● **WHAT NEEDS TO BE DONE**:
Look below. Copy each line that has "ffffff" in it.

═══ DATASET ENTRIES ═══

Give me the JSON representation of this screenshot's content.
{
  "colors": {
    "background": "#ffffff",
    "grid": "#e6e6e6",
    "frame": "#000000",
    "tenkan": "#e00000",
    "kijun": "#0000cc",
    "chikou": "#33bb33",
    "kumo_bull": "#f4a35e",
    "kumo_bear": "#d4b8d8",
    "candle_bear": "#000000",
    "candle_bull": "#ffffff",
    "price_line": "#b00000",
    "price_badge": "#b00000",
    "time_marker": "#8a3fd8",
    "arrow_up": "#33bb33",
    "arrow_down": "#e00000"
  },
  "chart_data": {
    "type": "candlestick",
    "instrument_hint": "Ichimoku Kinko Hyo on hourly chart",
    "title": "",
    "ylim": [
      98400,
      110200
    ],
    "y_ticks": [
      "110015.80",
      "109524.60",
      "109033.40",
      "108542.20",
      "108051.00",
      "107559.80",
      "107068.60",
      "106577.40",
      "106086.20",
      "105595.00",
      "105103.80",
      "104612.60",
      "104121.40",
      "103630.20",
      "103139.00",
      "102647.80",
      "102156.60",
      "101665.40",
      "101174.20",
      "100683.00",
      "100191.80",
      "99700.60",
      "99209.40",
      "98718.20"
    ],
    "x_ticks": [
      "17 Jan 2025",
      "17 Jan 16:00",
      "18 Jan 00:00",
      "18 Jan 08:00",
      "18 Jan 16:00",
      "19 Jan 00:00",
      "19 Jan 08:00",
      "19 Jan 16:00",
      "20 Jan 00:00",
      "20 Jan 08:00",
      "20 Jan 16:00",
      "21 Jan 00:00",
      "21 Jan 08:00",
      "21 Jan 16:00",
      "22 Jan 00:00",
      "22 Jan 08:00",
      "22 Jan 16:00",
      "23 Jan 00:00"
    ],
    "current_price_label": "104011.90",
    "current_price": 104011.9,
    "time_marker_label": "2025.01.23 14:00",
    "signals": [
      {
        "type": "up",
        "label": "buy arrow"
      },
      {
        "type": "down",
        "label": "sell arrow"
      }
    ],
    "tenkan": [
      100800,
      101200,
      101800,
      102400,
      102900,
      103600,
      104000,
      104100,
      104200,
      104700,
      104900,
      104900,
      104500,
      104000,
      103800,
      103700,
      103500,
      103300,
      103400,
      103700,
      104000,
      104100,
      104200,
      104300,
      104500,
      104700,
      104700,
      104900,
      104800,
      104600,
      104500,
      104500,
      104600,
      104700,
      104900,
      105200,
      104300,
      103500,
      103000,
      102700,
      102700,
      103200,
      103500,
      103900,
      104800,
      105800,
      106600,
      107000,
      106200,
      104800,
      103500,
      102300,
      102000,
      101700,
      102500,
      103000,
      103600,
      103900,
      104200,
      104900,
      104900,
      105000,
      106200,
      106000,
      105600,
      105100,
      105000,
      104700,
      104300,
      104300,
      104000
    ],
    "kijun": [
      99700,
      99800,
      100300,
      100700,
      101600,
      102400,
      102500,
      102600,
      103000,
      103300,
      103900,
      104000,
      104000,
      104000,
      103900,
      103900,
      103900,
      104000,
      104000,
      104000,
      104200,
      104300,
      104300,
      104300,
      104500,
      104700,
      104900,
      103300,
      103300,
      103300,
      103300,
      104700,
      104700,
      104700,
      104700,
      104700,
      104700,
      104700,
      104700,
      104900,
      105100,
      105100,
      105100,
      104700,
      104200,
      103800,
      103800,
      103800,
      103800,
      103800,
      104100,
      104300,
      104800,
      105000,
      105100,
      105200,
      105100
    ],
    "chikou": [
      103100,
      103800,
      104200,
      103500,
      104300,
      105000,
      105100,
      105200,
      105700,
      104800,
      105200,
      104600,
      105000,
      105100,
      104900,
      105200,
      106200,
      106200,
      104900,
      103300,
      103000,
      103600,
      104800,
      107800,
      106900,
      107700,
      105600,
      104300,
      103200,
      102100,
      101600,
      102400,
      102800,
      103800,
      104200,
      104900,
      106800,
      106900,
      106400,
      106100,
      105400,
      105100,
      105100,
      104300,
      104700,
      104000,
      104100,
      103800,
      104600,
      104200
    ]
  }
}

═══

● **WORKED SOLUTION**:
    "background": "#ffffff",
    "candle_bull": "#ffffff",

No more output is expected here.